■ Raw data
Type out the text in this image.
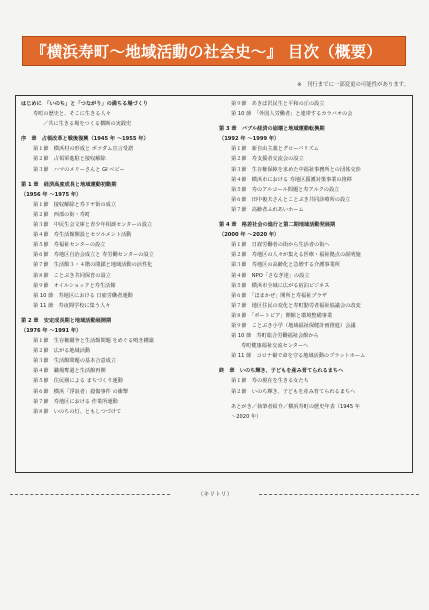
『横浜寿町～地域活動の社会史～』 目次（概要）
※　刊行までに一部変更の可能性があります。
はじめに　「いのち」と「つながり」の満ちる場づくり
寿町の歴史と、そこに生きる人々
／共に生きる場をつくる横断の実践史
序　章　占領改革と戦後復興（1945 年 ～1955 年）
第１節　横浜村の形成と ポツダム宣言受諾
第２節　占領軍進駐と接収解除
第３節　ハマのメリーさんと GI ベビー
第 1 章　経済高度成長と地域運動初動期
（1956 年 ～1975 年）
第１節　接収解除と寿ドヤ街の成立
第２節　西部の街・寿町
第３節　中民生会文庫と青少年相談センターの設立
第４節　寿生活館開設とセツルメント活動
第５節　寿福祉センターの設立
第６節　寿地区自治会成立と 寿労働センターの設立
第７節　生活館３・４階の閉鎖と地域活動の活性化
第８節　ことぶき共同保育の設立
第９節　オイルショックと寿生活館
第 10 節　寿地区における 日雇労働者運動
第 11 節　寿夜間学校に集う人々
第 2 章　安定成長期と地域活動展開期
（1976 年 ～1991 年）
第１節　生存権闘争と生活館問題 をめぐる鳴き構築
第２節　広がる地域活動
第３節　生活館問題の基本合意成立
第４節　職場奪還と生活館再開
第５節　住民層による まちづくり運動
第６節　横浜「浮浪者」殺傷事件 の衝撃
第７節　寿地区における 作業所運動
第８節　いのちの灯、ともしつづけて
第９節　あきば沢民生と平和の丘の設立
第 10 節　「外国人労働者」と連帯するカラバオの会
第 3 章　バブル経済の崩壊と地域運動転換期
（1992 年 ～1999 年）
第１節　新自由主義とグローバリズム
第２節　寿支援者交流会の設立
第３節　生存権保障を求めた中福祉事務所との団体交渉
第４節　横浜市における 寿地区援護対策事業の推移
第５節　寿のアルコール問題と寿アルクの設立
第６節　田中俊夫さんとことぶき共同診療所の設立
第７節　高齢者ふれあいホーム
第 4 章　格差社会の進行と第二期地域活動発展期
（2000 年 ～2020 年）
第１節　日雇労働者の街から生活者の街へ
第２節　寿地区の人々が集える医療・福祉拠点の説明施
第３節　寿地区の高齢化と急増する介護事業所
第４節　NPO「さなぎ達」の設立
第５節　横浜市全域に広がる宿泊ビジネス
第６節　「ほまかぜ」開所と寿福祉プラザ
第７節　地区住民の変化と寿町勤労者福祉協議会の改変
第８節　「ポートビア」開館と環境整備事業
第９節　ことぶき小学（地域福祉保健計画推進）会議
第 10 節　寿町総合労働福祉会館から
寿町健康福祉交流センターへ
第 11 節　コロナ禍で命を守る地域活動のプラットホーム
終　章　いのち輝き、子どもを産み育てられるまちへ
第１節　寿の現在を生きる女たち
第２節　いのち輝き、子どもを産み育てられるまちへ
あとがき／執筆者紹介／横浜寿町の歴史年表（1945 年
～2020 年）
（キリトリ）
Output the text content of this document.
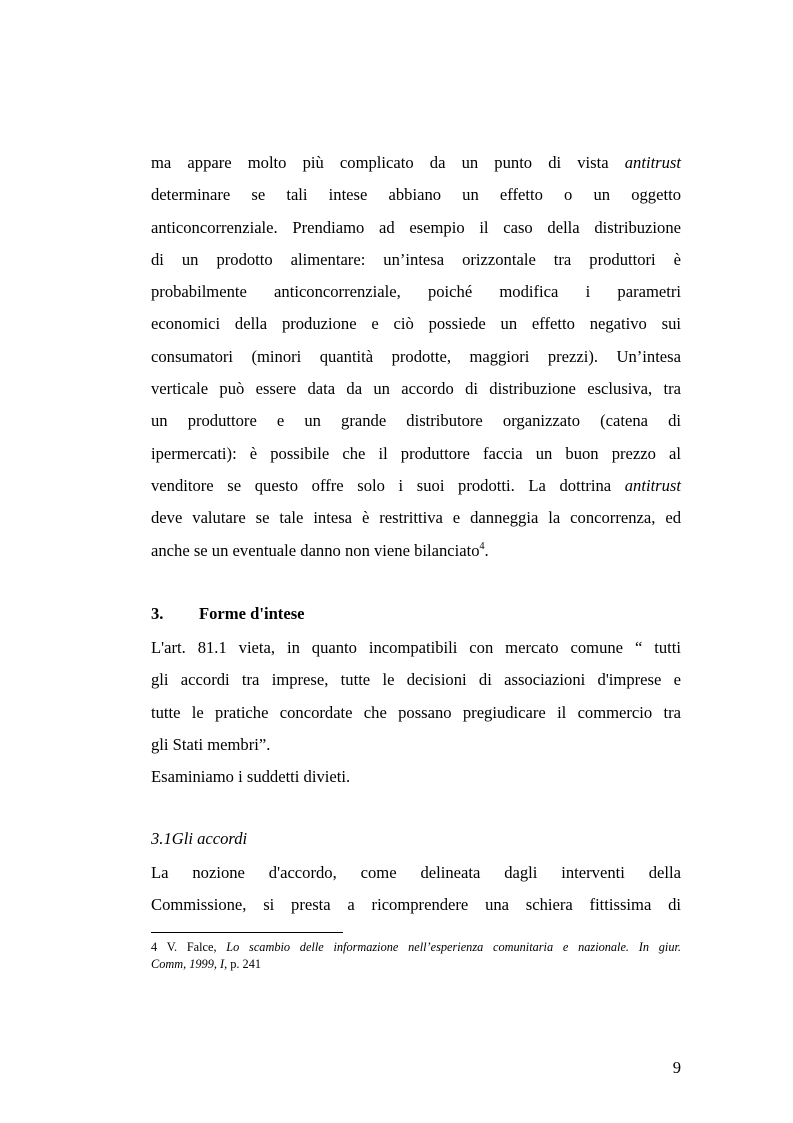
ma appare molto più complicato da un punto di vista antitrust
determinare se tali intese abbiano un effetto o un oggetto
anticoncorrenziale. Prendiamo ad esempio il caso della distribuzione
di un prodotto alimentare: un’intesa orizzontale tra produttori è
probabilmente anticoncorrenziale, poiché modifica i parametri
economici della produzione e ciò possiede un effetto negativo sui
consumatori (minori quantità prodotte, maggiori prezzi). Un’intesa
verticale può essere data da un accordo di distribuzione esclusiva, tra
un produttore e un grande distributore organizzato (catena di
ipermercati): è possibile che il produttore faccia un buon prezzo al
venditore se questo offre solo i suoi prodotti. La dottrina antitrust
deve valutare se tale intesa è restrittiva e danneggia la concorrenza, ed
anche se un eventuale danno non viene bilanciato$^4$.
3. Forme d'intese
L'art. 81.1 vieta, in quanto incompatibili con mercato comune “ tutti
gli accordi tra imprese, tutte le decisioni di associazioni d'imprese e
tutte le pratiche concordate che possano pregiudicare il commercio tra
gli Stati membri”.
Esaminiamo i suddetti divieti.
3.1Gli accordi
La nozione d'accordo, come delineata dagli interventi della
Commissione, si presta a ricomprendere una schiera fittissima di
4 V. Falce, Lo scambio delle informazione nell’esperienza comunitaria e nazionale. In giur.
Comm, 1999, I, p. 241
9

■ Written request
Search the entries for "this" and copy out each line that has it.

■ Result of the exercise
Type out the text in this image.
Output the text content of this document.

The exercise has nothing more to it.